--- Entries supplied ---
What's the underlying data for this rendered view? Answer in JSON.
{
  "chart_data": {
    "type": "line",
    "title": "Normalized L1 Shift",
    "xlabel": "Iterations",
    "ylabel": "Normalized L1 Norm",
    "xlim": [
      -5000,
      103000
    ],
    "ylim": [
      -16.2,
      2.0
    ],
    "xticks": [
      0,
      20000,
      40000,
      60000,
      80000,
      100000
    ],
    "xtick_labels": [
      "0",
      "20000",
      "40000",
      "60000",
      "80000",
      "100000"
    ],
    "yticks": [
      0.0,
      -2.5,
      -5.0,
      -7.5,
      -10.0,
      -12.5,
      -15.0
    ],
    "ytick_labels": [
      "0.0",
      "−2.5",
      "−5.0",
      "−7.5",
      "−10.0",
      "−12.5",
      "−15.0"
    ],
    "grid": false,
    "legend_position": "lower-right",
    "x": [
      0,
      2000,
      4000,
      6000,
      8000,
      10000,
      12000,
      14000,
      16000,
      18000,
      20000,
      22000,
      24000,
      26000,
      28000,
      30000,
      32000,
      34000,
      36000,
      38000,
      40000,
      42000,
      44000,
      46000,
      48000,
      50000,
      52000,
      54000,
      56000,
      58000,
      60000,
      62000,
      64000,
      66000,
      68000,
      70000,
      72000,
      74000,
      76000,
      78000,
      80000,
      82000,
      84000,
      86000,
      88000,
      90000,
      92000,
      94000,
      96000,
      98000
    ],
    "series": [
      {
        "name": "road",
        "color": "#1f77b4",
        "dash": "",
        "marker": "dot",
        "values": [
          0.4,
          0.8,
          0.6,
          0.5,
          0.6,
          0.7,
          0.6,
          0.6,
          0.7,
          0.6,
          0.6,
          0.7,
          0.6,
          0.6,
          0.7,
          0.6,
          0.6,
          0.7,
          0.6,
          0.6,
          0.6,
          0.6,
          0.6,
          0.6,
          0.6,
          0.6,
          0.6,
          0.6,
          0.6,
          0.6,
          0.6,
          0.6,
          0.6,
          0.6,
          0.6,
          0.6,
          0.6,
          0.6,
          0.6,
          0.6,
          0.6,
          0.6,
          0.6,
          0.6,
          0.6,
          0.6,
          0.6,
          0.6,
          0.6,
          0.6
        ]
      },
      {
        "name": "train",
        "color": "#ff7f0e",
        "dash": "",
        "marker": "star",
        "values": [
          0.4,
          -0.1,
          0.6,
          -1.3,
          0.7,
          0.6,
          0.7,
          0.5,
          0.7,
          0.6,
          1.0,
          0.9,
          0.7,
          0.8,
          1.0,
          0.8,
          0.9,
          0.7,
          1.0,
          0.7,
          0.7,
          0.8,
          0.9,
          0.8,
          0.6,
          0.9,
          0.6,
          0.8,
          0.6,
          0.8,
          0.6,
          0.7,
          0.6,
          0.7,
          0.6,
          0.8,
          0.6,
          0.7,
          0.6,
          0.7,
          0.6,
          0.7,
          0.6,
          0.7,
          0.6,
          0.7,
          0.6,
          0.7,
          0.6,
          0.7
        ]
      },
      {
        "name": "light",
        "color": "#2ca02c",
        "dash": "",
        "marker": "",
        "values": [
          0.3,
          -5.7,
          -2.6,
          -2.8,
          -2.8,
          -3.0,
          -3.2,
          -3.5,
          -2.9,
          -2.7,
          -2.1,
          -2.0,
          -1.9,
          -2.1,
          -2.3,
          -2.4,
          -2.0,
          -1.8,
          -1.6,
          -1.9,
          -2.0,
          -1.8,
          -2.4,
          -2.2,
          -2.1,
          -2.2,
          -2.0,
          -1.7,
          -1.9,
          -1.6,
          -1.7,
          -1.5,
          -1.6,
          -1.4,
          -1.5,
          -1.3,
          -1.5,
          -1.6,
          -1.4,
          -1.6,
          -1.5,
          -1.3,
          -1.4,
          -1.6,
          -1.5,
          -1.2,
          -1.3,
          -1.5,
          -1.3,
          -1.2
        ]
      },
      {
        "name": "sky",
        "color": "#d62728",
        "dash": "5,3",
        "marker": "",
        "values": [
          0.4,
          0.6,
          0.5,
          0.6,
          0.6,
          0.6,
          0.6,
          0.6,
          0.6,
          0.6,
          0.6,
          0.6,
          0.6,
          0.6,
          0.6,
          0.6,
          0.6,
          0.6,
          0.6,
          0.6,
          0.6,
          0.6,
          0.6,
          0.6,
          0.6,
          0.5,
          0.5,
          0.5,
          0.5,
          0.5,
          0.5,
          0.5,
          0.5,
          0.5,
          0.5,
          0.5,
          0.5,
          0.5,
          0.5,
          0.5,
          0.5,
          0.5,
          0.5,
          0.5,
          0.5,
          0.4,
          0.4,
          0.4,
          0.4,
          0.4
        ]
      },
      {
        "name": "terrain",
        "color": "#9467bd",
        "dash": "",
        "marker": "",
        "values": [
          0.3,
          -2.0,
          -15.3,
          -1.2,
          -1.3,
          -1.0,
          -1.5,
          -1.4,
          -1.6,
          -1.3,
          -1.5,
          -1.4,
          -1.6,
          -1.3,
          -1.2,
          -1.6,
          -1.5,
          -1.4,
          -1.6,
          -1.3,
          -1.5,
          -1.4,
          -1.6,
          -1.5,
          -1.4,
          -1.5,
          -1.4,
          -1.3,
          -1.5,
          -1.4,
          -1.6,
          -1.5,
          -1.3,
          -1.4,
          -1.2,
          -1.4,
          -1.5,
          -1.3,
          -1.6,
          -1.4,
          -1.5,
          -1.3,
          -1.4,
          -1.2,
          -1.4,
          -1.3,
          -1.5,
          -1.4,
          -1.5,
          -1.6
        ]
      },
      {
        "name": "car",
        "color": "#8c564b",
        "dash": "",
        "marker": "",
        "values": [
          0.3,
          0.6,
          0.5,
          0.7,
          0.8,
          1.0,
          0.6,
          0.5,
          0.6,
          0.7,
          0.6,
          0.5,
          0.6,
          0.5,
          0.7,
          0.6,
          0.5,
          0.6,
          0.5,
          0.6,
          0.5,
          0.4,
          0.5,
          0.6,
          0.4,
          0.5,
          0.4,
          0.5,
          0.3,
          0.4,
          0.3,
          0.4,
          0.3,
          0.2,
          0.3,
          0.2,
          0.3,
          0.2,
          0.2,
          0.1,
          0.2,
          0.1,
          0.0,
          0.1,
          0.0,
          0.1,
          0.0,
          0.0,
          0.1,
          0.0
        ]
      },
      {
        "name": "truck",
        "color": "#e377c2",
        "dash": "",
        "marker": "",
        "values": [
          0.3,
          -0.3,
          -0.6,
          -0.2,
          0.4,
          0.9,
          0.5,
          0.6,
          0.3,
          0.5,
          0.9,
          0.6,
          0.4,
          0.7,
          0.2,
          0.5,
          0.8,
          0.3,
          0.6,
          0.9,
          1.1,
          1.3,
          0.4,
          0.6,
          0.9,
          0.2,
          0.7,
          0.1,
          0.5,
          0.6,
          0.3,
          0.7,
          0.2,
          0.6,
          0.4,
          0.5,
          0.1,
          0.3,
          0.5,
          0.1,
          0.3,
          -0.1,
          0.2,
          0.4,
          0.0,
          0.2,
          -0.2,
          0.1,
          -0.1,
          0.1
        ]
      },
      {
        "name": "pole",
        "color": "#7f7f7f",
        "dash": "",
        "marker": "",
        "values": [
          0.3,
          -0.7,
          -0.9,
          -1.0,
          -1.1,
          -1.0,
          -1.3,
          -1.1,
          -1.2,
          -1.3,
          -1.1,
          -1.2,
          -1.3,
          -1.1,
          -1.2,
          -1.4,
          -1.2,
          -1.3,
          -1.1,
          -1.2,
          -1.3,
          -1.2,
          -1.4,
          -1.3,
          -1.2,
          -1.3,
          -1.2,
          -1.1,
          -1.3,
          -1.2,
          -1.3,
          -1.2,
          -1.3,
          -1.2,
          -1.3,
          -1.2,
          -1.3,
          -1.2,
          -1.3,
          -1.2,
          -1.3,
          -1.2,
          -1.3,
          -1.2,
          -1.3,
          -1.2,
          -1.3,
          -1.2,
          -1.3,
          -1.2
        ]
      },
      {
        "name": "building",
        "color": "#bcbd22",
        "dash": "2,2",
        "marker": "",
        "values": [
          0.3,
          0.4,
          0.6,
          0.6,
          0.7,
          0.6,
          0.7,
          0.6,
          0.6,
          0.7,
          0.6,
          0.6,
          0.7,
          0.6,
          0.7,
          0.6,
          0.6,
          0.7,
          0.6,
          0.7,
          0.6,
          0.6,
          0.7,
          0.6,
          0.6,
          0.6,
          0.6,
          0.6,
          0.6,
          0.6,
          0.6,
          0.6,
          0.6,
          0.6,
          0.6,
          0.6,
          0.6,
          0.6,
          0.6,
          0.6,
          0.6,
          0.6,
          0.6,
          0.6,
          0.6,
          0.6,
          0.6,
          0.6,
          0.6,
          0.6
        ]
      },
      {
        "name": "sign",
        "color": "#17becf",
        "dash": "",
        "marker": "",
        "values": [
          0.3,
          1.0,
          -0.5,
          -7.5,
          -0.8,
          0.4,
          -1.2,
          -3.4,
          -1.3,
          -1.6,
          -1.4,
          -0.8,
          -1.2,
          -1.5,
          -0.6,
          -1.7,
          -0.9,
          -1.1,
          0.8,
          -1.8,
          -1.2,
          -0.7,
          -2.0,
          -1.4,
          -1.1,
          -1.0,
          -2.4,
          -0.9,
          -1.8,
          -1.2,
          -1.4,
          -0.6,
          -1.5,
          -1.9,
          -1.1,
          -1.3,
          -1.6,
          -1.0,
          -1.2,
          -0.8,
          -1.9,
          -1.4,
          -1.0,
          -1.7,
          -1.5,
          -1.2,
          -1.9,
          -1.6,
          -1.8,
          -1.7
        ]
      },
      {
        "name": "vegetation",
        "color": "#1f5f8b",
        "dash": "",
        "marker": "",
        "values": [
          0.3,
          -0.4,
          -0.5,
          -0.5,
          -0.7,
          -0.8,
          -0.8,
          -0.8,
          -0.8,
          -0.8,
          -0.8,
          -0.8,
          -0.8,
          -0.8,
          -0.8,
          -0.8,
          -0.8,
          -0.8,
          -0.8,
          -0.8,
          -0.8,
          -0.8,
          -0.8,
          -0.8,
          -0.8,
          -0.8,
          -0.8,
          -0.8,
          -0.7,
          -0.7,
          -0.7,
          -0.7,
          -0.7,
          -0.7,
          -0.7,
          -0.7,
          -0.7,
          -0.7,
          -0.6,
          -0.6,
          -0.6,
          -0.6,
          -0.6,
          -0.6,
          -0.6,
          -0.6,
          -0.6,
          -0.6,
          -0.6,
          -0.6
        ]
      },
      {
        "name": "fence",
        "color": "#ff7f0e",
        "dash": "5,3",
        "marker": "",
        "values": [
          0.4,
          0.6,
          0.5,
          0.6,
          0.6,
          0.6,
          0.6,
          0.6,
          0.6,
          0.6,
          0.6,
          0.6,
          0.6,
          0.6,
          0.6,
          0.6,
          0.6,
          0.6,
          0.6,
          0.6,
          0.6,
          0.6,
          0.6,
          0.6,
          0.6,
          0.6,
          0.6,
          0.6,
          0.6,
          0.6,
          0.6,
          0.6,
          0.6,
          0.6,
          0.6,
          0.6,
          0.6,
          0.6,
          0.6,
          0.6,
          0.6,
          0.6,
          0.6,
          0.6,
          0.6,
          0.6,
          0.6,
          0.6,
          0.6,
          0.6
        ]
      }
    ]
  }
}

--- Short exercise ---
Pull every line containing the word "name" out of the entries above.

--- Exercise response ---
        "name": "road",
        "name": "train",
        "name": "light",
        "name": "sky",
        "name": "terrain",
        "name": "car",
        "name": "truck",
        "name": "pole",
        "name": "building",
        "name": "sign",
        "name": "vegetation",
        "name": "fence",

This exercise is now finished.